---------- Selected passage

Statement from the 1. FC Union Berlin Board
DFB Sports Jurisdiction Endangers the Integrity of Sporting Competition

On Friday, 28 February 2025, the DFB Federal Court of Justice, the court of second instance, upheld the ruling of the DFB Sports Court to re-evaluate the match played on on 14 December 2024, between 1. FC Union Berlin and VfL Bochum.
The game had been stopped for several minutes in stoppage time after a lighter thrown from the standing areas grazed the Bochum goalkeeper's head. After extensive consultation with the sporting directors of both sides and the security officers, referee Martin Petersen had decided that there were no grounds for abandoning the game. The game continued with a sporting ‘non-attacking pact’ agreed between the two sides and was eventually ended by the referee with the result unchanged at 1-1.
The board of 1. FC Union Berlin has issued the following statement on the rulings of the DFB courts:
We would like to make it perfectly clear that throwing objects onto the pitch is anti-social behaviour and unacceptable. The perpetrators must be identified, punished and kept out of stadiums for as long as possible. All of this has been done in the current case: we immediately identified and detained the person who threw the lighter and handed him over to the police before the game continued. The perpetrator was severely punished by us and the longest stadium ban possible in Germany was imposed.

--------------------
---------- Extracted information

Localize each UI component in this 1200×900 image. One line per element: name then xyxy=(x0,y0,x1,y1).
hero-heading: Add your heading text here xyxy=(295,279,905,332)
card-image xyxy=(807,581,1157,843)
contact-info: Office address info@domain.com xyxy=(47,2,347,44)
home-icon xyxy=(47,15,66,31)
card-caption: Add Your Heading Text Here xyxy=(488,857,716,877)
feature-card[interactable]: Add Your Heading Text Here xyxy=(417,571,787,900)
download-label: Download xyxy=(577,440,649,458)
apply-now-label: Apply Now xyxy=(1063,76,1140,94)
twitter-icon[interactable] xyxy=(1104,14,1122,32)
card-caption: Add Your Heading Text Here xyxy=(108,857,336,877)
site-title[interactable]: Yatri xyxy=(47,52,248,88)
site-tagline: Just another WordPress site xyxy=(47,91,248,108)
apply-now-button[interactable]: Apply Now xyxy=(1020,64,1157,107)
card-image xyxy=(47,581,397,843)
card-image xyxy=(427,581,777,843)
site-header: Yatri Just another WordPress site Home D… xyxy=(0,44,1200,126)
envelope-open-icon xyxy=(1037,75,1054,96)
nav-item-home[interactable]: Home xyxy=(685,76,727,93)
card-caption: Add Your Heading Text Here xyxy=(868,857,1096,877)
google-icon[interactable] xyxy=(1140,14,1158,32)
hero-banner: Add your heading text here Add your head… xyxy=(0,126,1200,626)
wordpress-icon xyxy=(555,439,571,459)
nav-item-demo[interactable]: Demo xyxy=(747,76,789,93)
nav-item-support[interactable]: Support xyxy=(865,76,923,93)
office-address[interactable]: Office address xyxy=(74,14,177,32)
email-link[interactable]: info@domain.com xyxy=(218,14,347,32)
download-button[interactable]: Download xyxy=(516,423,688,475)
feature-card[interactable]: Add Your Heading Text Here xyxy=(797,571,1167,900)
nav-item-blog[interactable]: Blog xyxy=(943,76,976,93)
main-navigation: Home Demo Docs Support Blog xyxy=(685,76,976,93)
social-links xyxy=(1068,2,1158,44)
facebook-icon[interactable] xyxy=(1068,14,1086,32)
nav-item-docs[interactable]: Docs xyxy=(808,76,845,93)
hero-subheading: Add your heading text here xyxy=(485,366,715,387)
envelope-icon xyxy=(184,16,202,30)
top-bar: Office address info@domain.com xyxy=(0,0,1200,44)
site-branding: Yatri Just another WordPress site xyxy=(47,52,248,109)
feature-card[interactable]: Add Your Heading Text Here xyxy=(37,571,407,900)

--------------------

What to produce
Could you retype the passage of the Union Berlin board statement above, starting with "On Friday, 28" and going on through "unchanged at 1-1."?

Response below
On Friday, 28 February 2025, the DFB Federal Court of Justice, the court of second instance, upheld the ruling of the DFB Sports Court to re-evaluate the match played on on 14 December 2024, between 1. FC Union Berlin and VfL Bochum.
The game had been stopped for several minutes in stoppage time after a lighter thrown from the standing areas grazed the Bochum goalkeeper's head. After extensive consultation with the sporting directors of both sides and the security officers, referee Martin Petersen had decided that there were no grounds for abandoning the game. The game continued with a sporting ‘non-attacking pact’ agreed between the two sides and was eventually ended by the referee with the result unchanged at 1-1.